— START Materials provided —

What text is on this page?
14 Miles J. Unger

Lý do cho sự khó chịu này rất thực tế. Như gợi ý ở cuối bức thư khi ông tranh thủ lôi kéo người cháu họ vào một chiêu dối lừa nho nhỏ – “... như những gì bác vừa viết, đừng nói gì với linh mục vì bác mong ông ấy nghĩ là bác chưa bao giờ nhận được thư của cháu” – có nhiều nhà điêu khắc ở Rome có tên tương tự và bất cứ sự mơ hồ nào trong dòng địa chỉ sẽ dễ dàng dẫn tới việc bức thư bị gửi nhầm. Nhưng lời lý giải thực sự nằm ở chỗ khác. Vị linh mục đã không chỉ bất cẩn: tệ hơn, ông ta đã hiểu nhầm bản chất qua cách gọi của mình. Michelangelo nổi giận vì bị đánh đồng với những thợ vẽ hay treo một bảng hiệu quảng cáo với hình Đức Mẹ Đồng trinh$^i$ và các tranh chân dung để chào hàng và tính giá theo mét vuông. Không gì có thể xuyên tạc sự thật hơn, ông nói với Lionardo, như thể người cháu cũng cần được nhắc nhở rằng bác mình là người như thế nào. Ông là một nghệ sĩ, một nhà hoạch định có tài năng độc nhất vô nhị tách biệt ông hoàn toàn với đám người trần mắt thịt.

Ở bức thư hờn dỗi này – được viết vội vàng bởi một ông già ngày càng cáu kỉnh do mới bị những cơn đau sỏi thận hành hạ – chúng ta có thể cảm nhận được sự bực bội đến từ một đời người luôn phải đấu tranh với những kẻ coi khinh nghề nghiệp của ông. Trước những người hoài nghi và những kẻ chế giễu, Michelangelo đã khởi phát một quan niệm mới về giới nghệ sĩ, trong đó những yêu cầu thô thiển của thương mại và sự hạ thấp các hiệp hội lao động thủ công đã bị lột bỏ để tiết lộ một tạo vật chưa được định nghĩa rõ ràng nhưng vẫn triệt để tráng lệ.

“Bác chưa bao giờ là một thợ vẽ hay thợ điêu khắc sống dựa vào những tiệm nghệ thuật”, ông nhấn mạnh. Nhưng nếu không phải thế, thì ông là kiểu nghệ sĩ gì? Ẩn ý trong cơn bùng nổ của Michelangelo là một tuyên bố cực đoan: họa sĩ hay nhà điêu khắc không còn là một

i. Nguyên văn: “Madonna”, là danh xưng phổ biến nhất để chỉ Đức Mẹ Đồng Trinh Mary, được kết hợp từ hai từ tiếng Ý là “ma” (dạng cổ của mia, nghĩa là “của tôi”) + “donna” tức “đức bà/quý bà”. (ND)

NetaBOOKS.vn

— END Materials provided —

### [What is needed]
Show all lines in the entries above where the string "khắc" appears.

### [Exercise output]
Lý do cho sự khó chịu này rất thực tế. Như gợi ý ở cuối bức thư khi ông tranh thủ lôi kéo người cháu họ vào một chiêu dối lừa nho nhỏ – “... như những gì bác vừa viết, đừng nói gì với linh mục vì bác mong ông ấy nghĩ là bác chưa bao giờ nhận được thư của cháu” – có nhiều nhà điêu khắc ở Rome có tên tương tự và bất cứ sự mơ hồ nào trong dòng địa chỉ sẽ dễ dàng dẫn tới việc bức thư bị gửi nhầm. Nhưng lời lý giải thực sự nằm ở chỗ khác. Vị linh mục đã không chỉ bất cẩn: tệ hơn, ông ta đã hiểu nhầm bản chất qua cách gọi của mình. Michelangelo nổi giận vì bị đánh đồng với những thợ vẽ hay treo một bảng hiệu quảng cáo với hình Đức Mẹ Đồng trinh$^i$ và các tranh chân dung để chào hàng và tính giá theo mét vuông. Không gì có thể xuyên tạc sự thật hơn, ông nói với Lionardo, như thể người cháu cũng cần được nhắc nhở rằng bác mình là người như thế nào. Ông là một nghệ sĩ, một nhà hoạch định có tài năng độc nhất vô nhị tách biệt ông hoàn toàn với đám người trần mắt thịt.
“Bác chưa bao giờ là một thợ vẽ hay thợ điêu khắc sống dựa vào những tiệm nghệ thuật”, ông nhấn mạnh. Nhưng nếu không phải thế, thì ông là kiểu nghệ sĩ gì? Ẩn ý trong cơn bùng nổ của Michelangelo là một tuyên bố cực đoan: họa sĩ hay nhà điêu khắc không còn là một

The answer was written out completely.